**Set exercise:**
Say how many lines hold the string "Total", and nothing more.

..............................

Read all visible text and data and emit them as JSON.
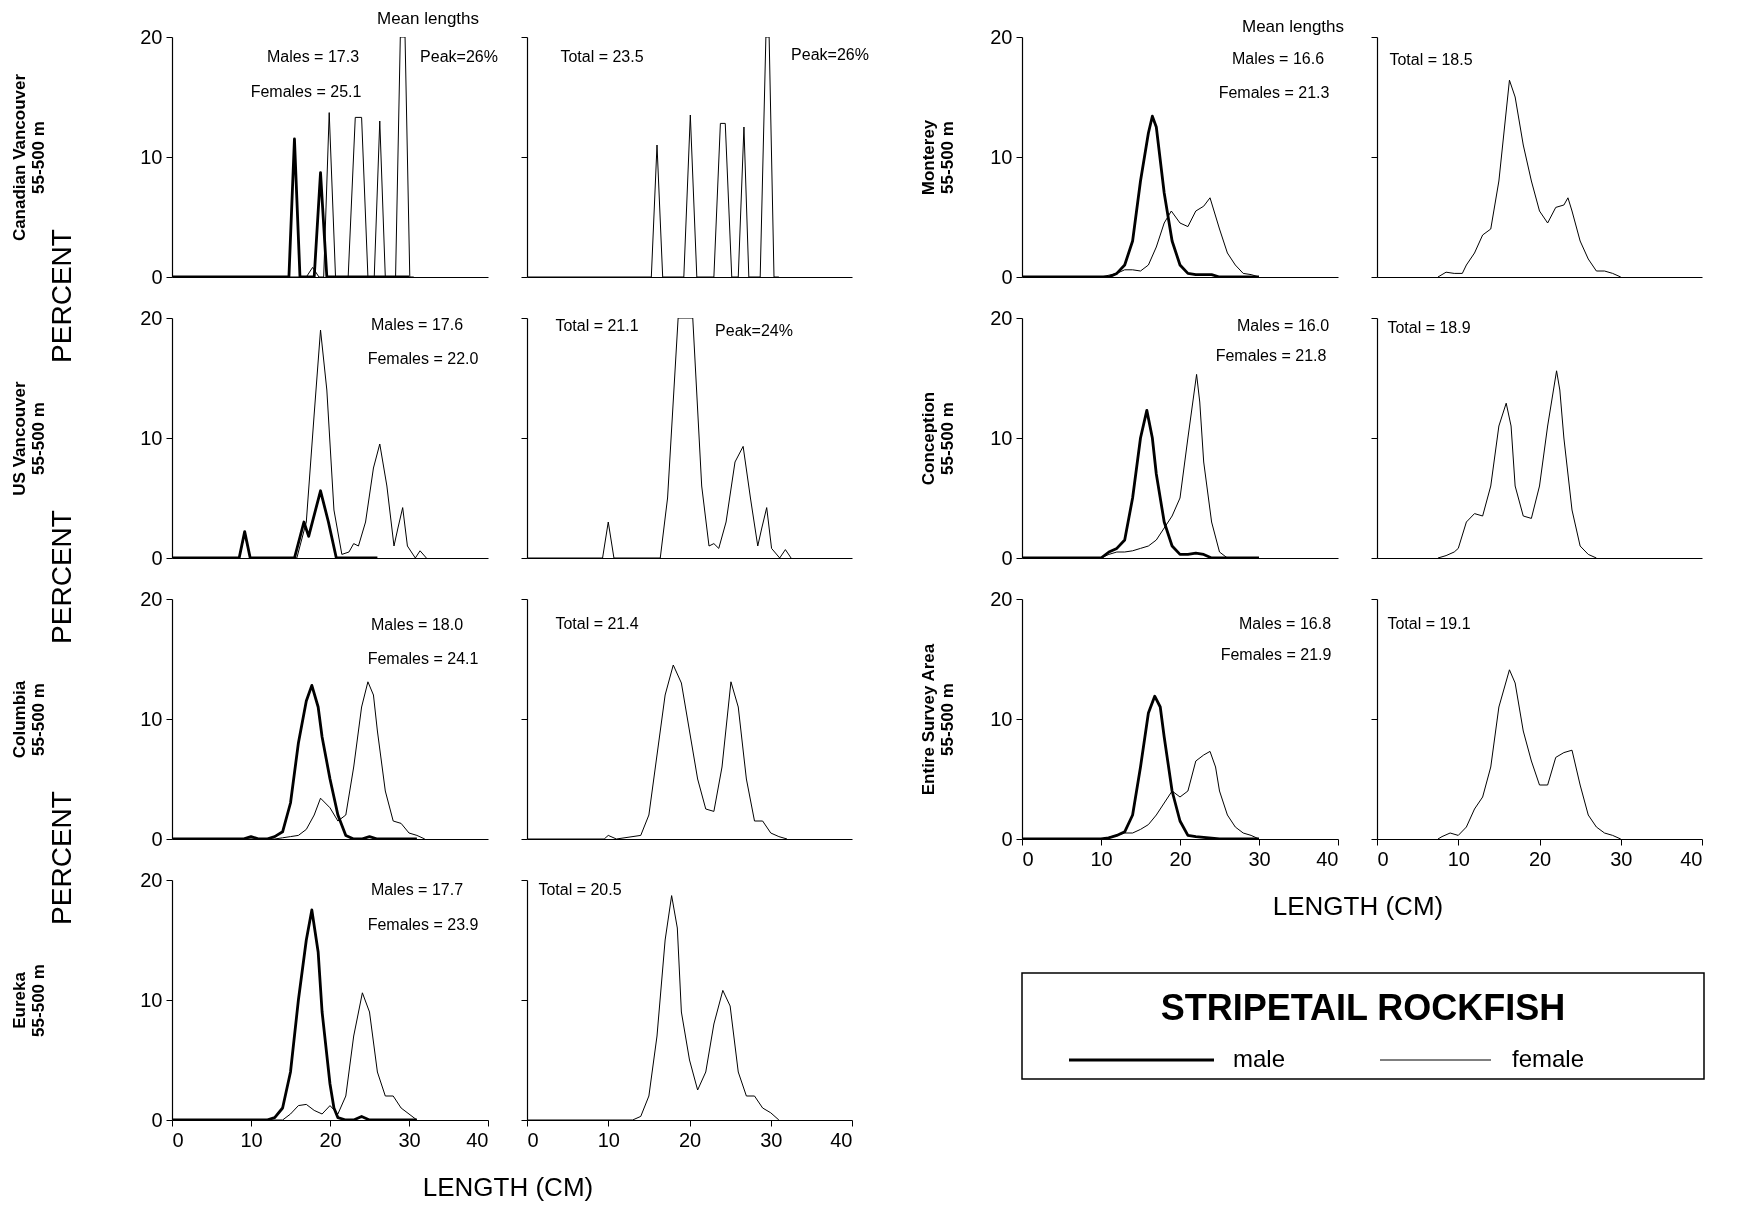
{
  "chart_data": [
    {
      "type": "line",
      "ylabel": "Canadian Vancouver\n55-500 m",
      "xlim": [
        0,
        40
      ],
      "ylim": [
        0,
        20
      ],
      "xticks": [
        0,
        10,
        20,
        30,
        40
      ],
      "yticks": [
        0,
        10,
        20
      ],
      "tick_labels": "y",
      "annotations": [
        "Mean lengths",
        "Males = 17.3",
        "Females = 25.1",
        "Peak=26%"
      ],
      "series": [
        {
          "color": "#000000",
          "x": [
            0,
            14.8,
            15.5,
            16.2,
            18,
            18.8,
            19.6,
            30
          ],
          "values": [
            0,
            0,
            11.5,
            0,
            0,
            8.7,
            0,
            0
          ]
        },
        {
          "color": "#000000",
          "x": [
            0,
            17,
            17.8,
            18.6,
            19.2,
            19.9,
            20.7,
            22.3,
            23.2,
            24,
            24.8,
            25.6,
            26.3,
            27,
            28.3,
            28.9,
            29.5,
            30.1,
            30.6
          ],
          "values": [
            0,
            0,
            0.8,
            0,
            0,
            13.7,
            0,
            0,
            13.3,
            13.3,
            0,
            0,
            13,
            0,
            0,
            20,
            20,
            0,
            0
          ]
        }
      ]
    },
    {
      "type": "line",
      "xlim": [
        0,
        40
      ],
      "ylim": [
        0,
        20
      ],
      "xticks": [
        0,
        10,
        20,
        30,
        40
      ],
      "yticks": [
        0,
        10,
        20
      ],
      "tick_labels": false,
      "annotations": [
        "Total = 23.5",
        "Peak=26%"
      ],
      "series": [
        {
          "color": "#000000",
          "x": [
            0,
            15.3,
            16.0,
            16.7,
            19.3,
            20.1,
            20.9,
            23.0,
            23.8,
            24.4,
            25.2,
            26.0,
            26.7,
            27.3,
            28.7,
            29.4,
            29.8,
            30.4,
            31
          ],
          "values": [
            0,
            0,
            11,
            0,
            0,
            13.5,
            0,
            0,
            12.8,
            12.8,
            0,
            0,
            12.5,
            0,
            0,
            20,
            20,
            0,
            0
          ]
        }
      ]
    },
    {
      "type": "line",
      "ylabel": "US Vancouver\n55-500 m",
      "xlim": [
        0,
        40
      ],
      "ylim": [
        0,
        20
      ],
      "xticks": [
        0,
        10,
        20,
        30,
        40
      ],
      "yticks": [
        0,
        10,
        20
      ],
      "tick_labels": "y",
      "annotations": [
        "PERCENT",
        "Males = 17.6",
        "Females = 22.0"
      ],
      "series": [
        {
          "color": "#000000",
          "x": [
            0,
            8.5,
            9.2,
            9.9,
            15.5,
            16.7,
            17.3,
            18.8,
            19.8,
            20.8,
            26
          ],
          "values": [
            0,
            0,
            2.2,
            0,
            0,
            3,
            1.8,
            5.6,
            3,
            0,
            0
          ]
        },
        {
          "color": "#000000",
          "x": [
            0,
            8.5,
            9.2,
            9.9,
            15.8,
            17,
            18,
            18.8,
            19.6,
            20.5,
            21.5,
            22.4,
            23,
            23.6,
            24.5,
            25.5,
            26.3,
            27.2,
            28.1,
            28.6,
            29.2,
            29.8,
            30.8,
            31.4,
            32.2
          ],
          "values": [
            0,
            0,
            2.0,
            0,
            0,
            3,
            12,
            19,
            14,
            4,
            0.3,
            0.5,
            1.2,
            1,
            3,
            7.5,
            9.5,
            6,
            1,
            2.5,
            4.2,
            1,
            0,
            0.6,
            0
          ]
        }
      ]
    },
    {
      "type": "line",
      "xlim": [
        0,
        40
      ],
      "ylim": [
        0,
        20
      ],
      "xticks": [
        0,
        10,
        20,
        30,
        40
      ],
      "yticks": [
        0,
        10,
        20
      ],
      "tick_labels": false,
      "annotations": [
        "Total = 21.1",
        "Peak=24%"
      ],
      "series": [
        {
          "color": "#000000",
          "x": [
            0,
            9.3,
            10,
            10.7,
            16.4,
            17.3,
            18.6,
            20.4,
            21.5,
            22.4,
            23,
            23.6,
            24.5,
            25.6,
            26.6,
            27.5,
            28.4,
            28.9,
            29.5,
            30.1,
            31.1,
            31.8,
            32.5
          ],
          "values": [
            0,
            0,
            3,
            0,
            0,
            5,
            20,
            20,
            6,
            1,
            1.2,
            0.8,
            3,
            8,
            9.3,
            5,
            1,
            2.5,
            4.2,
            0.8,
            0,
            0.7,
            0
          ]
        }
      ]
    },
    {
      "type": "line",
      "ylabel": "Columbia\n55-500 m",
      "xlim": [
        0,
        40
      ],
      "ylim": [
        0,
        20
      ],
      "xticks": [
        0,
        10,
        20,
        30,
        40
      ],
      "yticks": [
        0,
        10,
        20
      ],
      "tick_labels": "y",
      "annotations": [
        "PERCENT",
        "Males = 18.0",
        "Females = 24.1"
      ],
      "series": [
        {
          "color": "#000000",
          "x": [
            0,
            9,
            10,
            11,
            12,
            13,
            14,
            15,
            16,
            17,
            17.7,
            18.5,
            19,
            20,
            21,
            22,
            23,
            24,
            25,
            26,
            31
          ],
          "values": [
            0,
            0,
            0.2,
            0,
            0,
            0.2,
            0.6,
            3,
            8,
            11.5,
            12.8,
            11,
            8.5,
            5,
            2,
            0.3,
            0,
            0,
            0.2,
            0,
            0
          ]
        },
        {
          "color": "#000000",
          "x": [
            0,
            13,
            14,
            15,
            16,
            17,
            18,
            18.8,
            20,
            21,
            22,
            23,
            24,
            24.8,
            25.5,
            26,
            27,
            28,
            29,
            30,
            31,
            32
          ],
          "values": [
            0,
            0,
            0.1,
            0.2,
            0.3,
            0.8,
            2,
            3.4,
            2.6,
            1.5,
            2,
            6,
            11,
            13.1,
            12,
            9,
            4,
            1.5,
            1.3,
            0.5,
            0.3,
            0
          ]
        }
      ]
    },
    {
      "type": "line",
      "xlim": [
        0,
        40
      ],
      "ylim": [
        0,
        20
      ],
      "xticks": [
        0,
        10,
        20,
        30,
        40
      ],
      "yticks": [
        0,
        10,
        20
      ],
      "tick_labels": false,
      "annotations": [
        "Total = 21.4"
      ],
      "series": [
        {
          "color": "#000000",
          "x": [
            0,
            9.5,
            10,
            11,
            14,
            15,
            16,
            17,
            18,
            19,
            20,
            21,
            22,
            23,
            24,
            25.1,
            26,
            27,
            28,
            29,
            30,
            31,
            32
          ],
          "values": [
            0,
            0,
            0.3,
            0,
            0.3,
            2,
            7,
            12,
            14.5,
            13,
            9,
            5,
            2.5,
            2.3,
            6,
            13.1,
            11,
            5,
            1.5,
            1.5,
            0.5,
            0.2,
            0
          ]
        }
      ]
    },
    {
      "type": "line",
      "ylabel": "Eureka\n55-500 m",
      "xlabel": "LENGTH (CM)",
      "xlim": [
        0,
        40
      ],
      "ylim": [
        0,
        20
      ],
      "xticks": [
        0,
        10,
        20,
        30,
        40
      ],
      "yticks": [
        0,
        10,
        20
      ],
      "annotations": [
        "PERCENT",
        "Males = 17.7",
        "Females = 23.9"
      ],
      "series": [
        {
          "color": "#000000",
          "x": [
            0,
            12,
            13,
            14,
            15,
            16,
            17,
            17.7,
            18.5,
            19,
            20,
            20.5,
            21,
            22,
            23,
            24,
            25,
            31
          ],
          "values": [
            0,
            0,
            0.2,
            1,
            4,
            10,
            15,
            17.5,
            14,
            9,
            3,
            1,
            0.2,
            0,
            0,
            0.3,
            0,
            0
          ]
        },
        {
          "color": "#000000",
          "x": [
            0,
            14,
            15,
            16,
            17,
            18,
            19,
            20,
            21,
            22,
            23,
            24.1,
            25,
            26,
            27,
            28,
            29,
            30,
            31
          ],
          "values": [
            0,
            0,
            0.5,
            1.2,
            1.3,
            0.8,
            0.5,
            1.2,
            0.5,
            2,
            7,
            10.6,
            9,
            4,
            2,
            2,
            1,
            0.5,
            0
          ]
        }
      ]
    },
    {
      "type": "line",
      "xlim": [
        0,
        40
      ],
      "ylim": [
        0,
        20
      ],
      "xticks": [
        0,
        10,
        20,
        30,
        40
      ],
      "yticks": [
        0,
        10,
        20
      ],
      "tick_labels": "x",
      "annotations": [
        "Total = 20.5"
      ],
      "series": [
        {
          "color": "#000000",
          "x": [
            0,
            13,
            14,
            15,
            16,
            17,
            17.8,
            18.5,
            19,
            20,
            21,
            22,
            23,
            24.1,
            25,
            26,
            27,
            28,
            29,
            30,
            31
          ],
          "values": [
            0,
            0,
            0.3,
            2,
            7,
            15,
            18.7,
            16,
            9,
            5,
            2.5,
            4,
            8,
            10.8,
            9.5,
            4,
            2,
            2,
            1,
            0.6,
            0
          ]
        }
      ]
    },
    {
      "type": "line",
      "ylabel": "Monterey\n55-500 m",
      "xlim": [
        0,
        40
      ],
      "ylim": [
        0,
        20
      ],
      "xticks": [
        0,
        10,
        20,
        30,
        40
      ],
      "yticks": [
        0,
        10,
        20
      ],
      "tick_labels": "y",
      "annotations": [
        "Mean lengths",
        "Males = 16.6",
        "Females = 21.3"
      ],
      "series": [
        {
          "color": "#000000",
          "x": [
            0,
            11,
            12,
            13,
            14,
            15,
            16,
            16.5,
            17,
            18,
            19,
            20,
            21,
            22,
            24,
            25,
            30
          ],
          "values": [
            0,
            0,
            0.3,
            1,
            3,
            8,
            12,
            13.4,
            12.5,
            7,
            3,
            1,
            0.3,
            0.2,
            0.2,
            0,
            0
          ]
        },
        {
          "color": "#000000",
          "x": [
            0,
            10,
            12,
            13,
            14,
            15,
            16,
            17,
            18,
            18.9,
            20,
            21,
            22,
            23,
            23.8,
            25,
            26,
            27,
            28,
            29,
            30
          ],
          "values": [
            0,
            0,
            0.3,
            0.6,
            0.6,
            0.5,
            1,
            2.5,
            4.5,
            5.5,
            4.5,
            4.2,
            5.5,
            5.9,
            6.6,
            4,
            2,
            1,
            0.3,
            0.2,
            0
          ]
        }
      ]
    },
    {
      "type": "line",
      "xlim": [
        0,
        40
      ],
      "ylim": [
        0,
        20
      ],
      "xticks": [
        0,
        10,
        20,
        30,
        40
      ],
      "yticks": [
        0,
        10,
        20
      ],
      "tick_labels": false,
      "annotations": [
        "Total = 18.5"
      ],
      "series": [
        {
          "color": "#000000",
          "x": [
            7.5,
            8.5,
            9.5,
            10.5,
            11,
            12,
            13,
            14,
            15,
            16.3,
            17,
            18,
            19,
            20,
            21,
            22,
            23,
            23.5,
            24,
            25,
            26,
            27,
            28,
            29,
            30
          ],
          "values": [
            0,
            0.4,
            0.3,
            0.3,
            1,
            2,
            3.5,
            4,
            8,
            16.4,
            15,
            11,
            8,
            5.5,
            4.5,
            5.8,
            6,
            6.6,
            5.5,
            3,
            1.5,
            0.5,
            0.5,
            0.3,
            0
          ]
        }
      ]
    },
    {
      "type": "line",
      "ylabel": "Conception\n55-500 m",
      "xlim": [
        0,
        40
      ],
      "ylim": [
        0,
        20
      ],
      "xticks": [
        0,
        10,
        20,
        30,
        40
      ],
      "yticks": [
        0,
        10,
        20
      ],
      "tick_labels": "y",
      "annotations": [
        "Males = 16.0",
        "Females = 21.8"
      ],
      "series": [
        {
          "color": "#000000",
          "x": [
            0,
            10,
            11,
            12,
            13,
            14,
            15,
            15.8,
            16.5,
            17,
            18,
            19,
            20,
            21,
            22,
            23,
            24,
            30
          ],
          "values": [
            0,
            0,
            0.5,
            0.8,
            1.5,
            5,
            10,
            12.3,
            10,
            7,
            3,
            1,
            0.3,
            0.3,
            0.4,
            0.3,
            0,
            0
          ]
        },
        {
          "color": "#000000",
          "x": [
            0,
            10,
            11,
            12,
            13,
            14,
            15,
            16,
            17,
            18,
            19,
            20,
            21,
            22.1,
            22.5,
            23,
            24,
            25,
            26,
            30
          ],
          "values": [
            0,
            0,
            0.3,
            0.5,
            0.5,
            0.6,
            0.8,
            1,
            1.5,
            2.5,
            3.5,
            5,
            10,
            15.3,
            13,
            8,
            3,
            0.5,
            0,
            0
          ]
        }
      ]
    },
    {
      "type": "line",
      "xlim": [
        0,
        40
      ],
      "ylim": [
        0,
        20
      ],
      "xticks": [
        0,
        10,
        20,
        30,
        40
      ],
      "yticks": [
        0,
        10,
        20
      ],
      "tick_labels": false,
      "annotations": [
        "Total = 18.9"
      ],
      "series": [
        {
          "color": "#000000",
          "x": [
            7.5,
            8.5,
            9.5,
            10,
            11,
            12,
            13,
            14,
            15,
            15.9,
            16.5,
            17,
            18,
            19,
            20,
            21,
            22.1,
            22.5,
            23,
            24,
            25,
            26,
            27
          ],
          "values": [
            0,
            0.2,
            0.5,
            0.8,
            3,
            3.7,
            3.5,
            6,
            11,
            12.9,
            11,
            6,
            3.5,
            3.3,
            6,
            11,
            15.6,
            14,
            10,
            4,
            1,
            0.3,
            0
          ]
        }
      ]
    },
    {
      "type": "line",
      "ylabel": "Entire Survey Area\n55-500 m",
      "xlabel": "LENGTH (CM)",
      "xlim": [
        0,
        40
      ],
      "ylim": [
        0,
        20
      ],
      "xticks": [
        0,
        10,
        20,
        30,
        40
      ],
      "yticks": [
        0,
        10,
        20
      ],
      "annotations": [
        "Males = 16.8",
        "Females = 21.9"
      ],
      "series": [
        {
          "color": "#000000",
          "x": [
            0,
            10,
            11,
            12,
            13,
            14,
            15,
            16,
            16.8,
            17.5,
            18,
            19,
            20,
            21,
            22,
            25,
            30
          ],
          "values": [
            0,
            0,
            0.1,
            0.3,
            0.6,
            2,
            6,
            10.5,
            11.9,
            11,
            8.5,
            4,
            1.5,
            0.3,
            0.2,
            0,
            0
          ]
        },
        {
          "color": "#000000",
          "x": [
            0,
            10,
            12,
            13,
            14,
            15,
            16,
            17,
            18,
            19,
            20,
            21,
            22,
            23,
            23.8,
            24.5,
            25,
            26,
            27,
            28,
            29,
            30
          ],
          "values": [
            0,
            0,
            0.3,
            0.5,
            0.5,
            0.8,
            1.2,
            2,
            3,
            4,
            3.5,
            4,
            6.5,
            7,
            7.3,
            6,
            4,
            2,
            1,
            0.5,
            0.3,
            0
          ]
        }
      ]
    },
    {
      "type": "line",
      "xlim": [
        0,
        40
      ],
      "ylim": [
        0,
        20
      ],
      "xticks": [
        0,
        10,
        20,
        30,
        40
      ],
      "yticks": [
        0,
        10,
        20
      ],
      "tick_labels": "x",
      "annotations": [
        "Total = 19.1"
      ],
      "series": [
        {
          "color": "#000000",
          "x": [
            7.5,
            8,
            9,
            10,
            11,
            12,
            13,
            14,
            15,
            16.3,
            17,
            18,
            19,
            20,
            21,
            22,
            23,
            24,
            25,
            26,
            27,
            28,
            29,
            30
          ],
          "values": [
            0,
            0.2,
            0.5,
            0.3,
            1,
            2.5,
            3.5,
            6,
            11,
            14.1,
            13,
            9,
            6.5,
            4.5,
            4.5,
            6.8,
            7.2,
            7.4,
            4.5,
            2,
            1,
            0.5,
            0.3,
            0
          ]
        }
      ]
    },
    {
      "type": "other",
      "title": "STRIPETAIL ROCKFISH",
      "series": [
        {
          "name": "male",
          "color": "#000000"
        },
        {
          "name": "female",
          "color": "#000000"
        }
      ]
    }
  ]
}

..............................

**Response below:**
7